*Written exercise*
Please output the lines shown below exactly as they appear.

*Provided records*
------------------------

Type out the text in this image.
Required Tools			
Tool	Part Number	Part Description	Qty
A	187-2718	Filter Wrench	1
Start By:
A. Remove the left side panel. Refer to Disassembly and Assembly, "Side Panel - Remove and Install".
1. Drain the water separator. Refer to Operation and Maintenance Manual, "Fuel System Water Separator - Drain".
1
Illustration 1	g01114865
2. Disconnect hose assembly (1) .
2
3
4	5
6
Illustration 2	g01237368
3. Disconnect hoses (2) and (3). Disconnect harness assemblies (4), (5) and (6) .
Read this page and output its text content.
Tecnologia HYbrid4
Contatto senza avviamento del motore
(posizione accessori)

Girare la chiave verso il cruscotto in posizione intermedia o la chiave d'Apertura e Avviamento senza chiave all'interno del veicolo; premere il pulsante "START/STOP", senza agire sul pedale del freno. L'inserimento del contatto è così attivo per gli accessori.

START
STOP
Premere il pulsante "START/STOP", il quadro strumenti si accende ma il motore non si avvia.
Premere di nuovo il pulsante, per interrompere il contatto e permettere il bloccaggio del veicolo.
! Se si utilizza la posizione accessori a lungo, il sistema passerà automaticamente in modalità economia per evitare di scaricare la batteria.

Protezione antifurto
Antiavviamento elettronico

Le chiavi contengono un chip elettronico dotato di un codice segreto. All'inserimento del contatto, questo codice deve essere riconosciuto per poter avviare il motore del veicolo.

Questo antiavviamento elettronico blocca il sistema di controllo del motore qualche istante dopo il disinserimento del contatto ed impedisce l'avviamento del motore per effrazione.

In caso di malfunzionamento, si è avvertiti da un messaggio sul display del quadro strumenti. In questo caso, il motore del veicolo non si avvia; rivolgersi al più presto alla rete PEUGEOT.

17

------------------------

*Task output*
Type out the text in this image.
Required Tools			
Tool	Part Number	Part Description	Qty
A	187-2718	Filter Wrench	1
Start By:
A. Remove the left side panel. Refer to Disassembly and Assembly, "Side Panel - Remove and Install".
1. Drain the water separator. Refer to Operation and Maintenance Manual, "Fuel System Water Separator - Drain".
1
Illustration 1	g01114865
2. Disconnect hose assembly (1) .
2
3
4	5
6
Illustration 2	g01237368
3. Disconnect hoses (2) and (3). Disconnect harness assemblies (4), (5) and (6) .
Read this page and output its text content.
Tecnologia HYbrid4
Contatto senza avviamento del motore
(posizione accessori)

Girare la chiave verso il cruscotto in posizione intermedia o la chiave d'Apertura e Avviamento senza chiave all'interno del veicolo; premere il pulsante "START/STOP", senza agire sul pedale del freno. L'inserimento del contatto è così attivo per gli accessori.

START
STOP
Premere il pulsante "START/STOP", il quadro strumenti si accende ma il motore non si avvia.
Premere di nuovo il pulsante, per interrompere il contatto e permettere il bloccaggio del veicolo.
! Se si utilizza la posizione accessori a lungo, il sistema passerà automaticamente in modalità economia per evitare di scaricare la batteria.

Protezione antifurto
Antiavviamento elettronico

Le chiavi contengono un chip elettronico dotato di un codice segreto. All'inserimento del contatto, questo codice deve essere riconosciuto per poter avviare il motore del veicolo.

Questo antiavviamento elettronico blocca il sistema di controllo del motore qualche istante dopo il disinserimento del contatto ed impedisce l'avviamento del motore per effrazione.

In caso di malfunzionamento, si è avvertiti da un messaggio sul display del quadro strumenti. In questo caso, il motore del veicolo non si avvia; rivolgersi al più presto alla rete PEUGEOT.

17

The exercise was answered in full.